In the records that follow, show each line where the word "作为公司的资产折旧费用" is present.

- Listed records
※ ※ ※
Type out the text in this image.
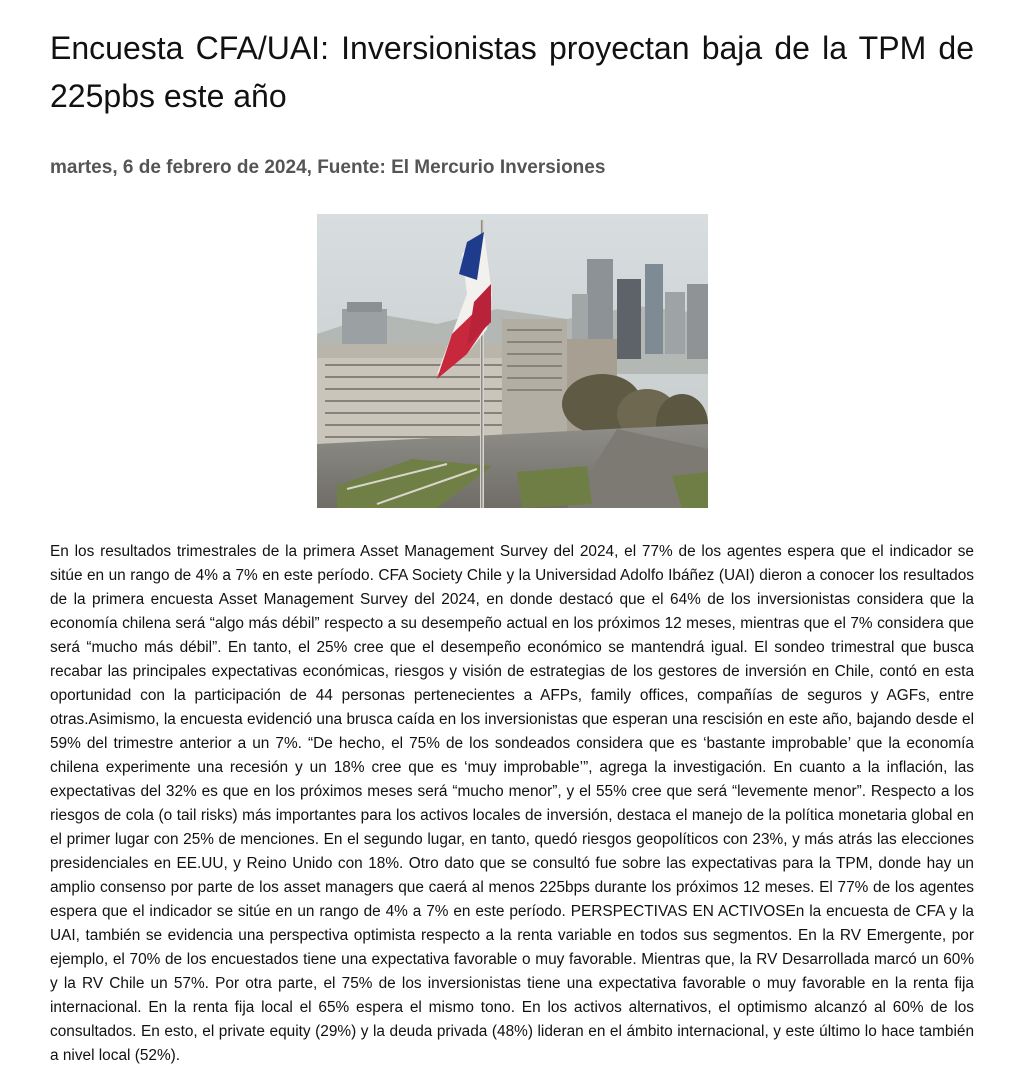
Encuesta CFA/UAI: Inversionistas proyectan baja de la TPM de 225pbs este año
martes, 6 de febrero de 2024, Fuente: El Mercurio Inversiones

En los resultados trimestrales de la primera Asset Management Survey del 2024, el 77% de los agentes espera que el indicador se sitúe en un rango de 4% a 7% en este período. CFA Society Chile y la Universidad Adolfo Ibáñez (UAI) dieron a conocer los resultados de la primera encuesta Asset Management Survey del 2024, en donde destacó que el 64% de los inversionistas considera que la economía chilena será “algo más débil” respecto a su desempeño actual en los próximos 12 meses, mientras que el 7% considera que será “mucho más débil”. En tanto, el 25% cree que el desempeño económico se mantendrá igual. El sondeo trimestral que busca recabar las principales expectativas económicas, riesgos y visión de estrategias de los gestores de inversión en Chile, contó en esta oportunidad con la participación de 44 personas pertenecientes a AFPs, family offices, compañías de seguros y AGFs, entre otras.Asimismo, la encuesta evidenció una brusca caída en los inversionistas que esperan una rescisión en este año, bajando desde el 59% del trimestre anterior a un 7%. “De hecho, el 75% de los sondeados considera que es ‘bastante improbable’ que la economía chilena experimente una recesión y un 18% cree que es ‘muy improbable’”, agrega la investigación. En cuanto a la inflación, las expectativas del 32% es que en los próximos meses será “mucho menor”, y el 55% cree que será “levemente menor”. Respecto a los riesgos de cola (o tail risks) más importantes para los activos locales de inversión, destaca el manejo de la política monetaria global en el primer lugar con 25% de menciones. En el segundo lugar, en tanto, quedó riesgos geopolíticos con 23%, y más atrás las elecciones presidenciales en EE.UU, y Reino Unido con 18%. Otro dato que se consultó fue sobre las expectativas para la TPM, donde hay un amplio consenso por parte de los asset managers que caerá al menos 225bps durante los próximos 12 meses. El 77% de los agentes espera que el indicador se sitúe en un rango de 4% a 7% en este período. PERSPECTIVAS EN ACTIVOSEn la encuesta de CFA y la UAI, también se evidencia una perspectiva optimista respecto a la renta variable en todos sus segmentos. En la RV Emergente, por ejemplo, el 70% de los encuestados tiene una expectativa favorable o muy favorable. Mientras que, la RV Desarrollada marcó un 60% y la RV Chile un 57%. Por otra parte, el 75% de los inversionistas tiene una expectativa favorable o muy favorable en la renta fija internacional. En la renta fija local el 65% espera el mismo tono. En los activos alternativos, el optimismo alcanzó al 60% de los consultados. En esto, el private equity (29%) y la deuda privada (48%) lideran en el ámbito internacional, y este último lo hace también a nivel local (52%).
※ ※ ※
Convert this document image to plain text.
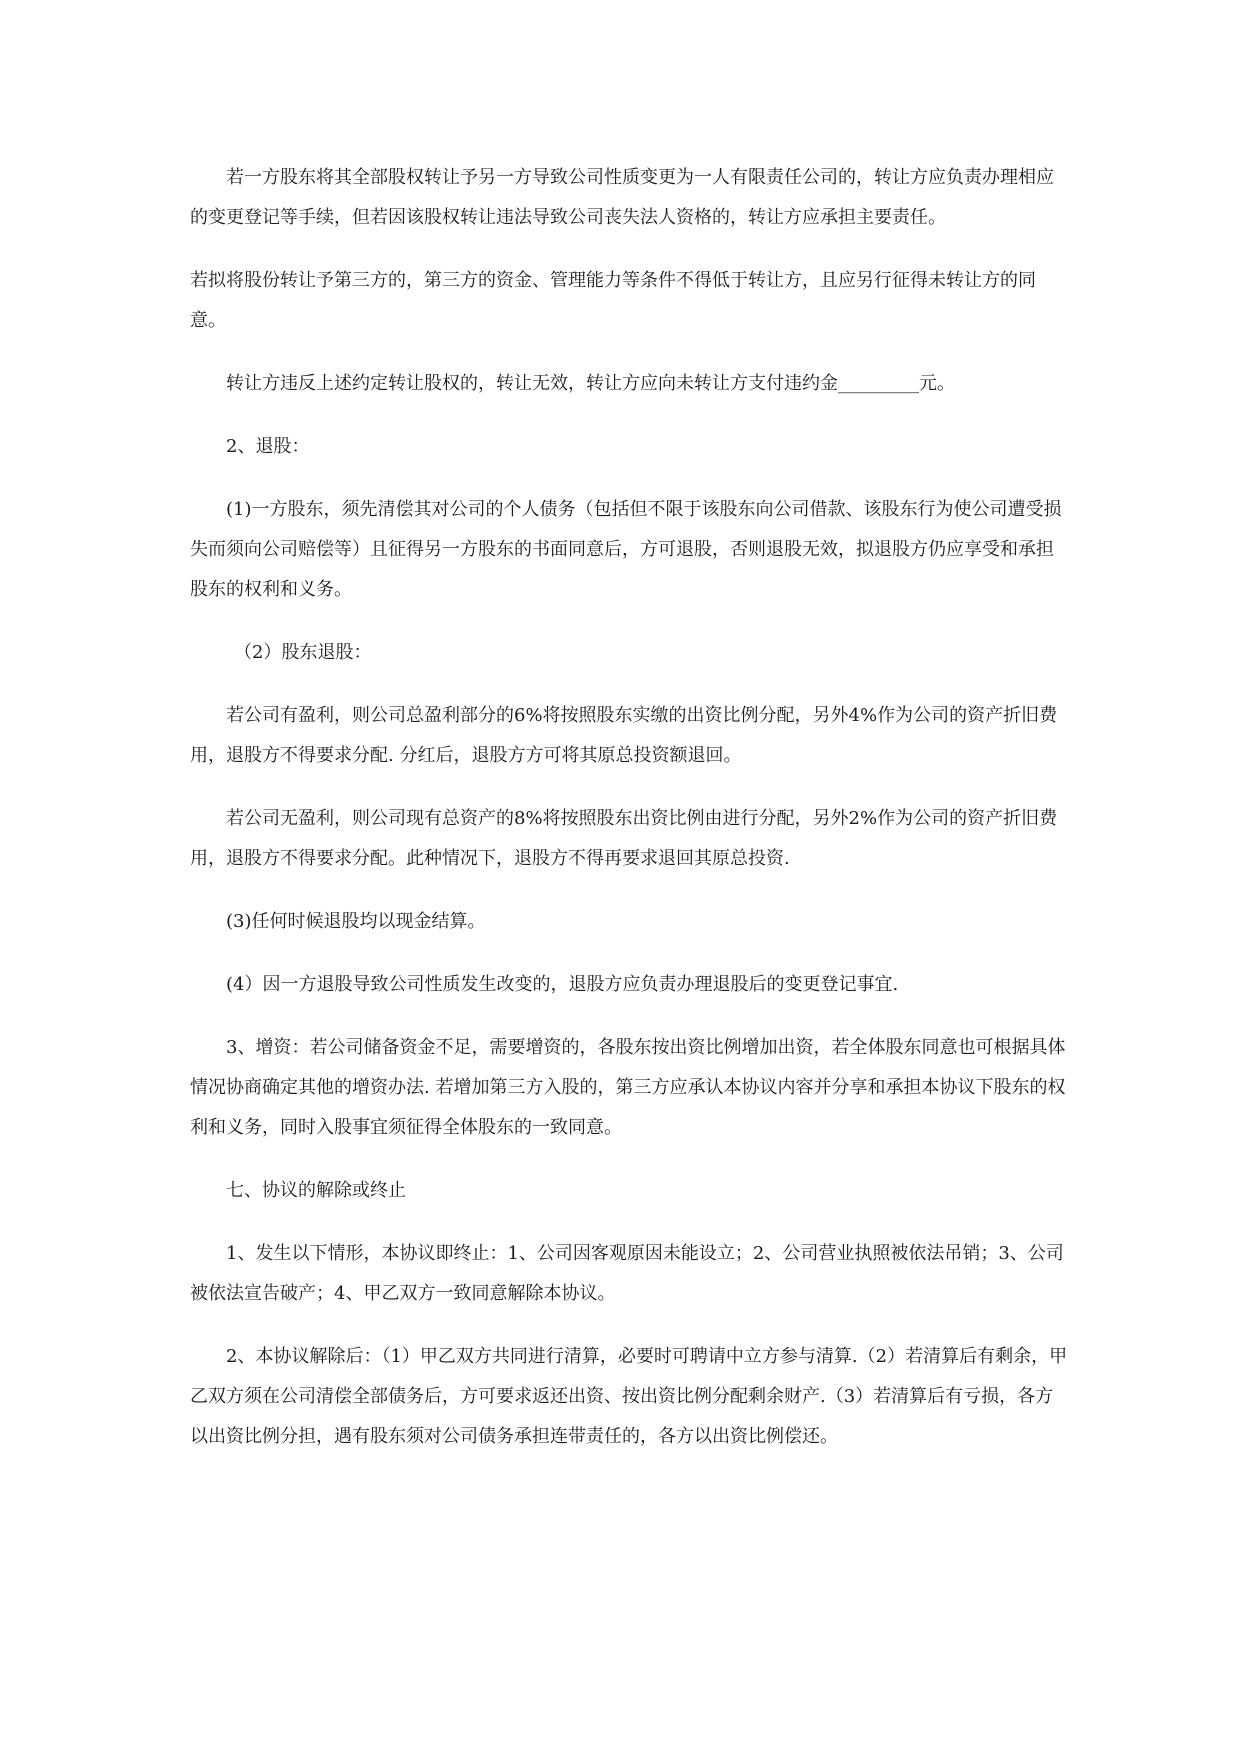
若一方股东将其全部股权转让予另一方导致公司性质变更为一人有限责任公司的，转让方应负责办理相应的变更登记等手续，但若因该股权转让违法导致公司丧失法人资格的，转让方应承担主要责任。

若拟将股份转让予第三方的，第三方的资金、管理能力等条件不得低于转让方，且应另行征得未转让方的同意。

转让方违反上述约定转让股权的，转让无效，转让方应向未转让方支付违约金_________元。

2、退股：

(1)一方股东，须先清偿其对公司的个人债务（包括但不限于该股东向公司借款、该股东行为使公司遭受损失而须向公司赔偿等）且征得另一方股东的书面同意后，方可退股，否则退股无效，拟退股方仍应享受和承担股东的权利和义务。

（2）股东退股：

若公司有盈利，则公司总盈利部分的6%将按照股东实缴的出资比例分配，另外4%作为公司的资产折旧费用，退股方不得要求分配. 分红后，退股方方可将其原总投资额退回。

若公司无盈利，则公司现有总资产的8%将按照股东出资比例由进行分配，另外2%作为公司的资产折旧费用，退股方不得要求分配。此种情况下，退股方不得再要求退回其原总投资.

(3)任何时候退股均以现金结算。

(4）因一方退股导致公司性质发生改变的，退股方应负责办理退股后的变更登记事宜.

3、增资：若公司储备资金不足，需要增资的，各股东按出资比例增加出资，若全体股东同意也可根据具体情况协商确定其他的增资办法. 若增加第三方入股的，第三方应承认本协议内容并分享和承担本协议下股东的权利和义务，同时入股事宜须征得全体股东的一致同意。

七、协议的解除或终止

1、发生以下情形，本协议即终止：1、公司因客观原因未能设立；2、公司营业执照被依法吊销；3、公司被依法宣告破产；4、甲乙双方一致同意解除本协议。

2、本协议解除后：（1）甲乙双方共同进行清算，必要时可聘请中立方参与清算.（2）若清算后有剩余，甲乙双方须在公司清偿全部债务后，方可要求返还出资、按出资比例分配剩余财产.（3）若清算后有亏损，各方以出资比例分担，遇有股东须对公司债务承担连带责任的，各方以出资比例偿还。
※ ※ ※
- Output for this exercise
若公司有盈利，则公司总盈利部分的6%将按照股东实缴的出资比例分配，另外4%作为公司的资产折旧费用，退股方不得要求分配. 分红后，退股方方可将其原总投资额退回。
若公司无盈利，则公司现有总资产的8%将按照股东出资比例由进行分配，另外2%作为公司的资产折旧费用，退股方不得要求分配。此种情况下，退股方不得再要求退回其原总投资.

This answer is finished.